**Work required:** Make an exact copy of the entries below.

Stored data

__________

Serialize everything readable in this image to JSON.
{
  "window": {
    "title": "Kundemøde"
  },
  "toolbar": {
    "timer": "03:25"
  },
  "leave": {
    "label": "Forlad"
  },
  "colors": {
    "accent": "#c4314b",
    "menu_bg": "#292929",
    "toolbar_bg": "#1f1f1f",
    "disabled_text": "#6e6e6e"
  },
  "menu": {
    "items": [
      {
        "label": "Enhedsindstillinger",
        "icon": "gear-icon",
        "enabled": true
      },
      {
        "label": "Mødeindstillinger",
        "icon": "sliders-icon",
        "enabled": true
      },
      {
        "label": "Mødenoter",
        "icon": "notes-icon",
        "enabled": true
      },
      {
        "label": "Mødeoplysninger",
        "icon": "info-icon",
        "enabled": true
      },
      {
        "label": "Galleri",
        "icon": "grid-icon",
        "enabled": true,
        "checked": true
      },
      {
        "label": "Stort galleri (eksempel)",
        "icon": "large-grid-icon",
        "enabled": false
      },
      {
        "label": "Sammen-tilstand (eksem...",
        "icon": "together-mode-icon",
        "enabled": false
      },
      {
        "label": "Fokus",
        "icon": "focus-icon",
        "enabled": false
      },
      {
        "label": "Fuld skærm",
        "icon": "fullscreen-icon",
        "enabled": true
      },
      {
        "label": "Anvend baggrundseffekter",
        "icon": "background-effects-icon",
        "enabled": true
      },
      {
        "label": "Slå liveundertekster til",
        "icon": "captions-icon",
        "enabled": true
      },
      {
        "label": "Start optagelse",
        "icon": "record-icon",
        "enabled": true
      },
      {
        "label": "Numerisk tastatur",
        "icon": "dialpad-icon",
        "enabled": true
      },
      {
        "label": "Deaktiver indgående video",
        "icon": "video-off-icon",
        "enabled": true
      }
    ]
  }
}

__________

**Result for this task:**
Serialize everything readable in this image to JSON.
{
  "window": {
    "title": "Kundemøde"
  },
  "toolbar": {
    "timer": "03:25"
  },
  "leave": {
    "label": "Forlad"
  },
  "colors": {
    "accent": "#c4314b",
    "menu_bg": "#292929",
    "toolbar_bg": "#1f1f1f",
    "disabled_text": "#6e6e6e"
  },
  "menu": {
    "items": [
      {
        "label": "Enhedsindstillinger",
        "icon": "gear-icon",
        "enabled": true
      },
      {
        "label": "Mødeindstillinger",
        "icon": "sliders-icon",
        "enabled": true
      },
      {
        "label": "Mødenoter",
        "icon": "notes-icon",
        "enabled": true
      },
      {
        "label": "Mødeoplysninger",
        "icon": "info-icon",
        "enabled": true
      },
      {
        "label": "Galleri",
        "icon": "grid-icon",
        "enabled": true,
        "checked": true
      },
      {
        "label": "Stort galleri (eksempel)",
        "icon": "large-grid-icon",
        "enabled": false
      },
      {
        "label": "Sammen-tilstand (eksem...",
        "icon": "together-mode-icon",
        "enabled": false
      },
      {
        "label": "Fokus",
        "icon": "focus-icon",
        "enabled": false
      },
      {
        "label": "Fuld skærm",
        "icon": "fullscreen-icon",
        "enabled": true
      },
      {
        "label": "Anvend baggrundseffekter",
        "icon": "background-effects-icon",
        "enabled": true
      },
      {
        "label": "Slå liveundertekster til",
        "icon": "captions-icon",
        "enabled": true
      },
      {
        "label": "Start optagelse",
        "icon": "record-icon",
        "enabled": true
      },
      {
        "label": "Numerisk tastatur",
        "icon": "dialpad-icon",
        "enabled": true
      },
      {
        "label": "Deaktiver indgående video",
        "icon": "video-off-icon",
        "enabled": true
      }
    ]
  }
}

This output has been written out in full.